The task ▸
The data below is to be repeated in full, exactly as given.

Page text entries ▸
####

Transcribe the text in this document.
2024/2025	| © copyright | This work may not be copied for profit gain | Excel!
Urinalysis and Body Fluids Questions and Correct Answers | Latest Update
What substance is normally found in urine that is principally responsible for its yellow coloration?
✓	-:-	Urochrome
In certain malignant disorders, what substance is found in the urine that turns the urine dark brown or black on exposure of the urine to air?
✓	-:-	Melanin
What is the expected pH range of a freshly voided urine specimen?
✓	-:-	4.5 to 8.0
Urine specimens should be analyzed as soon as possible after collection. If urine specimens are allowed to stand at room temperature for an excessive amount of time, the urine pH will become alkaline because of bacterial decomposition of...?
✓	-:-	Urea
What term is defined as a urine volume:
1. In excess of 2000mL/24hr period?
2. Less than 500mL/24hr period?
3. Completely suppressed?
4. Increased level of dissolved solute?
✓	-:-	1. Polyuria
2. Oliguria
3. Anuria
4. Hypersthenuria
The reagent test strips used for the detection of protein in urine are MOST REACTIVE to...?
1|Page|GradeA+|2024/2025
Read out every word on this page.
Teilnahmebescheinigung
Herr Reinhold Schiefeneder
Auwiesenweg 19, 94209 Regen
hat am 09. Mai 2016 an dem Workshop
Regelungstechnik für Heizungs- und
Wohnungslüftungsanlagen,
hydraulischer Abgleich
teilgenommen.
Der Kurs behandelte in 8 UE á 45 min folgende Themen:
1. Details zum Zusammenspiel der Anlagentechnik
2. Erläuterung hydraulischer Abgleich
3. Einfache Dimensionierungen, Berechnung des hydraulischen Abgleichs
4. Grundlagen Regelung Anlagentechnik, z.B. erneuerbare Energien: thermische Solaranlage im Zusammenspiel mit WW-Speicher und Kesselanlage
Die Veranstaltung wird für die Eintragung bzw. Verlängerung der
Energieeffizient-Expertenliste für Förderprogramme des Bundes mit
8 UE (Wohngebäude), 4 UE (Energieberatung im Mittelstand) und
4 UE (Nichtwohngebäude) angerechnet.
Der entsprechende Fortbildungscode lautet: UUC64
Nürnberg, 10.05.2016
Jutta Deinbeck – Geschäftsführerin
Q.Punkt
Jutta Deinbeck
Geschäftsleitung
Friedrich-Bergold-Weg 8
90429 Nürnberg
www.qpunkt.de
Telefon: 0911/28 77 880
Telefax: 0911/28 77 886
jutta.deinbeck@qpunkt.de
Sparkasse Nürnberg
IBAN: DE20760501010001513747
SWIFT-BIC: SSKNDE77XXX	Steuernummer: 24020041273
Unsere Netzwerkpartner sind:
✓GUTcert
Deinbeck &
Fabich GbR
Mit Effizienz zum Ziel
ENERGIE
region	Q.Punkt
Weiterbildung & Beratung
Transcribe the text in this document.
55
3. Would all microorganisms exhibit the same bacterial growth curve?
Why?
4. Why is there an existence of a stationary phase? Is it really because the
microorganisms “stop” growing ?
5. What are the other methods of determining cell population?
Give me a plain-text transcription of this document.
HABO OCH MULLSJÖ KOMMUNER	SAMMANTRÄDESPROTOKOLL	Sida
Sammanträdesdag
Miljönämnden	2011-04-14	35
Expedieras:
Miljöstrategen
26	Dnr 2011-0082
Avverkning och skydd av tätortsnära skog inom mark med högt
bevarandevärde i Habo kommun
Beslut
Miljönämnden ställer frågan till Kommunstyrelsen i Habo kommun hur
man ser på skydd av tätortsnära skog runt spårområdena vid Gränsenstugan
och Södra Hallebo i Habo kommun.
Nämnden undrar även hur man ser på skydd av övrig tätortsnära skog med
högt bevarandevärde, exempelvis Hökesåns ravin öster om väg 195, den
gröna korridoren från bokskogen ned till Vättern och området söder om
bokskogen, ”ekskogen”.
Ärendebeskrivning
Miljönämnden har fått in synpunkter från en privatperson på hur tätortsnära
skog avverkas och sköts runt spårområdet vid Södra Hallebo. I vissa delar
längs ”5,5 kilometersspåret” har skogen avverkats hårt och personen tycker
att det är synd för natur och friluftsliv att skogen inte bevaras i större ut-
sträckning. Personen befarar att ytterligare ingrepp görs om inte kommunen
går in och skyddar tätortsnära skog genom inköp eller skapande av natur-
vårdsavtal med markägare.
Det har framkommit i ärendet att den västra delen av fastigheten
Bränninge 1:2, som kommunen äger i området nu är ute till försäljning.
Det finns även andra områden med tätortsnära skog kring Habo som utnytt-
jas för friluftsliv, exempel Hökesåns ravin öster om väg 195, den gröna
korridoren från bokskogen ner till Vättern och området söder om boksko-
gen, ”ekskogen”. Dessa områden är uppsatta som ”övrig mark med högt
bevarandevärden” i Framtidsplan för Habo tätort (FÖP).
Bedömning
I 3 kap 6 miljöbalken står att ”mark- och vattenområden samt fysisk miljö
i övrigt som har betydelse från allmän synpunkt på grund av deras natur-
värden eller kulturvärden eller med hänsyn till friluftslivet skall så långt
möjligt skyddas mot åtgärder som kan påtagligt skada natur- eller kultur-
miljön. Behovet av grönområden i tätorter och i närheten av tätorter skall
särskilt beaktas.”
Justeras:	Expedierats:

####

Result of this exercise ▸
Transcribe the text in this document.
2024/2025	| © copyright | This work may not be copied for profit gain | Excel!
Urinalysis and Body Fluids Questions and Correct Answers | Latest Update
What substance is normally found in urine that is principally responsible for its yellow coloration?
✓	-:-	Urochrome
In certain malignant disorders, what substance is found in the urine that turns the urine dark brown or black on exposure of the urine to air?
✓	-:-	Melanin
What is the expected pH range of a freshly voided urine specimen?
✓	-:-	4.5 to 8.0
Urine specimens should be analyzed as soon as possible after collection. If urine specimens are allowed to stand at room temperature for an excessive amount of time, the urine pH will become alkaline because of bacterial decomposition of...?
✓	-:-	Urea
What term is defined as a urine volume:
1. In excess of 2000mL/24hr period?
2. Less than 500mL/24hr period?
3. Completely suppressed?
4. Increased level of dissolved solute?
✓	-:-	1. Polyuria
2. Oliguria
3. Anuria
4. Hypersthenuria
The reagent test strips used for the detection of protein in urine are MOST REACTIVE to...?
1|Page|GradeA+|2024/2025
Read out every word on this page.
Teilnahmebescheinigung
Herr Reinhold Schiefeneder
Auwiesenweg 19, 94209 Regen
hat am 09. Mai 2016 an dem Workshop
Regelungstechnik für Heizungs- und
Wohnungslüftungsanlagen,
hydraulischer Abgleich
teilgenommen.
Der Kurs behandelte in 8 UE á 45 min folgende Themen:
1. Details zum Zusammenspiel der Anlagentechnik
2. Erläuterung hydraulischer Abgleich
3. Einfache Dimensionierungen, Berechnung des hydraulischen Abgleichs
4. Grundlagen Regelung Anlagentechnik, z.B. erneuerbare Energien: thermische Solaranlage im Zusammenspiel mit WW-Speicher und Kesselanlage
Die Veranstaltung wird für die Eintragung bzw. Verlängerung der
Energieeffizient-Expertenliste für Förderprogramme des Bundes mit
8 UE (Wohngebäude), 4 UE (Energieberatung im Mittelstand) und
4 UE (Nichtwohngebäude) angerechnet.
Der entsprechende Fortbildungscode lautet: UUC64
Nürnberg, 10.05.2016
Jutta Deinbeck – Geschäftsführerin
Q.Punkt
Jutta Deinbeck
Geschäftsleitung
Friedrich-Bergold-Weg 8
90429 Nürnberg
www.qpunkt.de
Telefon: 0911/28 77 880
Telefax: 0911/28 77 886
jutta.deinbeck@qpunkt.de
Sparkasse Nürnberg
IBAN: DE20760501010001513747
SWIFT-BIC: SSKNDE77XXX	Steuernummer: 24020041273
Unsere Netzwerkpartner sind:
✓GUTcert
Deinbeck &
Fabich GbR
Mit Effizienz zum Ziel
ENERGIE
region	Q.Punkt
Weiterbildung & Beratung
Transcribe the text in this document.
55
3. Would all microorganisms exhibit the same bacterial growth curve?
Why?
4. Why is there an existence of a stationary phase? Is it really because the
microorganisms “stop” growing ?
5. What are the other methods of determining cell population?
Give me a plain-text transcription of this document.
HABO OCH MULLSJÖ KOMMUNER	SAMMANTRÄDESPROTOKOLL	Sida
Sammanträdesdag
Miljönämnden	2011-04-14	35
Expedieras:
Miljöstrategen
26	Dnr 2011-0082
Avverkning och skydd av tätortsnära skog inom mark med högt
bevarandevärde i Habo kommun
Beslut
Miljönämnden ställer frågan till Kommunstyrelsen i Habo kommun hur
man ser på skydd av tätortsnära skog runt spårområdena vid Gränsenstugan
och Södra Hallebo i Habo kommun.
Nämnden undrar även hur man ser på skydd av övrig tätortsnära skog med
högt bevarandevärde, exempelvis Hökesåns ravin öster om väg 195, den
gröna korridoren från bokskogen ned till Vättern och området söder om
bokskogen, ”ekskogen”.
Ärendebeskrivning
Miljönämnden har fått in synpunkter från en privatperson på hur tätortsnära
skog avverkas och sköts runt spårområdet vid Södra Hallebo. I vissa delar
längs ”5,5 kilometersspåret” har skogen avverkats hårt och personen tycker
att det är synd för natur och friluftsliv att skogen inte bevaras i större ut-
sträckning. Personen befarar att ytterligare ingrepp görs om inte kommunen
går in och skyddar tätortsnära skog genom inköp eller skapande av natur-
vårdsavtal med markägare.
Det har framkommit i ärendet att den västra delen av fastigheten
Bränninge 1:2, som kommunen äger i området nu är ute till försäljning.
Det finns även andra områden med tätortsnära skog kring Habo som utnytt-
jas för friluftsliv, exempel Hökesåns ravin öster om väg 195, den gröna
korridoren från bokskogen ner till Vättern och området söder om boksko-
gen, ”ekskogen”. Dessa områden är uppsatta som ”övrig mark med högt
bevarandevärden” i Framtidsplan för Habo tätort (FÖP).
Bedömning
I 3 kap 6 miljöbalken står att ”mark- och vattenområden samt fysisk miljö
i övrigt som har betydelse från allmän synpunkt på grund av deras natur-
värden eller kulturvärden eller med hänsyn till friluftslivet skall så långt
möjligt skyddas mot åtgärder som kan påtagligt skada natur- eller kultur-
miljön. Behovet av grönområden i tätorter och i närheten av tätorter skall
särskilt beaktas.”
Justeras:	Expedierats:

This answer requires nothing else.